*Description of the task*: Reproduce all of the listing below without alteration.

*Record set*:
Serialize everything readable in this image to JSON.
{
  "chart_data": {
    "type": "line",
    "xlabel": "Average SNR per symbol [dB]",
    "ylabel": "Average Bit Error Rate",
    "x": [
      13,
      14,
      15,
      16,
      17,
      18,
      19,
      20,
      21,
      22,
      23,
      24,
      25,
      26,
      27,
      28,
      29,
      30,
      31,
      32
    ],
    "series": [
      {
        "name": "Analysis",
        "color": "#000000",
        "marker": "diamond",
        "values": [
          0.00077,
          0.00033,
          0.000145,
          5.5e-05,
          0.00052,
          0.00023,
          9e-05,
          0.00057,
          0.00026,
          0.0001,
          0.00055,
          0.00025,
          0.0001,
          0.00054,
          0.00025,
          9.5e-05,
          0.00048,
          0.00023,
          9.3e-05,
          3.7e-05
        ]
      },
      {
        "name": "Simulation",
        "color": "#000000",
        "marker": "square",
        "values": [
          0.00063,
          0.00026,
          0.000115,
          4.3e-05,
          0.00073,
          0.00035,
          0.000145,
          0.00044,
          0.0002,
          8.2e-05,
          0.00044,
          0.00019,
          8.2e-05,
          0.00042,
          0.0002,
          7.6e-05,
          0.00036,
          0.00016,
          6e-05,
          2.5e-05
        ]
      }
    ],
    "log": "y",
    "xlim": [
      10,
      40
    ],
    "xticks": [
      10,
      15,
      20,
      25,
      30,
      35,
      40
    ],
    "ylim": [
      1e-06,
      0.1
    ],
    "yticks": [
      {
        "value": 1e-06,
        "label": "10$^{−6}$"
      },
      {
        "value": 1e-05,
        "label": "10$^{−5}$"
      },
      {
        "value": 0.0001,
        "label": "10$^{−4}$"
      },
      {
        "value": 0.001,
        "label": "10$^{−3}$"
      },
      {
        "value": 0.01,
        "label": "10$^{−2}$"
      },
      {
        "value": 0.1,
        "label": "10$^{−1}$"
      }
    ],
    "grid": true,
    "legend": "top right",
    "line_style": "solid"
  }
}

*Problem solution*:
Serialize everything readable in this image to JSON.
{
  "chart_data": {
    "type": "line",
    "xlabel": "Average SNR per symbol [dB]",
    "ylabel": "Average Bit Error Rate",
    "x": [
      13,
      14,
      15,
      16,
      17,
      18,
      19,
      20,
      21,
      22,
      23,
      24,
      25,
      26,
      27,
      28,
      29,
      30,
      31,
      32
    ],
    "series": [
      {
        "name": "Analysis",
        "color": "#000000",
        "marker": "diamond",
        "values": [
          0.00077,
          0.00033,
          0.000145,
          5.5e-05,
          0.00052,
          0.00023,
          9e-05,
          0.00057,
          0.00026,
          0.0001,
          0.00055,
          0.00025,
          0.0001,
          0.00054,
          0.00025,
          9.5e-05,
          0.00048,
          0.00023,
          9.3e-05,
          3.7e-05
        ]
      },
      {
        "name": "Simulation",
        "color": "#000000",
        "marker": "square",
        "values": [
          0.00063,
          0.00026,
          0.000115,
          4.3e-05,
          0.00073,
          0.00035,
          0.000145,
          0.00044,
          0.0002,
          8.2e-05,
          0.00044,
          0.00019,
          8.2e-05,
          0.00042,
          0.0002,
          7.6e-05,
          0.00036,
          0.00016,
          6e-05,
          2.5e-05
        ]
      }
    ],
    "log": "y",
    "xlim": [
      10,
      40
    ],
    "xticks": [
      10,
      15,
      20,
      25,
      30,
      35,
      40
    ],
    "ylim": [
      1e-06,
      0.1
    ],
    "yticks": [
      {
        "value": 1e-06,
        "label": "10$^{−6}$"
      },
      {
        "value": 1e-05,
        "label": "10$^{−5}$"
      },
      {
        "value": 0.0001,
        "label": "10$^{−4}$"
      },
      {
        "value": 0.001,
        "label": "10$^{−3}$"
      },
      {
        "value": 0.01,
        "label": "10$^{−2}$"
      },
      {
        "value": 0.1,
        "label": "10$^{−1}$"
      }
    ],
    "grid": true,
    "legend": "top right",
    "line_style": "solid"
  }
}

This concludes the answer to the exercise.